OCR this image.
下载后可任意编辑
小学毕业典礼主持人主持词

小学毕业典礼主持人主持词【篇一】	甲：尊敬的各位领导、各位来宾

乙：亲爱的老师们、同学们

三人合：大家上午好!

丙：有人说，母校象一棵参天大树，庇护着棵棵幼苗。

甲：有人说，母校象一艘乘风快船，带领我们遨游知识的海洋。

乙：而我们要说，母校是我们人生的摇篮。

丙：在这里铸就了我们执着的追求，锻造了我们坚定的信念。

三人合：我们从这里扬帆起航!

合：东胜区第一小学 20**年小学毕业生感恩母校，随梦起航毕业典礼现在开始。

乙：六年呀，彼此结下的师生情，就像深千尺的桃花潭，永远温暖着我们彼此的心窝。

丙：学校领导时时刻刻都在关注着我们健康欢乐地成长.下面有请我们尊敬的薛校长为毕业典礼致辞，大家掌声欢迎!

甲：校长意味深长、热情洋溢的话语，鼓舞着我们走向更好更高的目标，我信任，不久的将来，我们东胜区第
::::::
[YOUR OBJECTIVE] Say how many lines in the records contain the string "小学毕业典礼主持人主持词", and say nothing else.

[COMPLETE RESPONSE] 2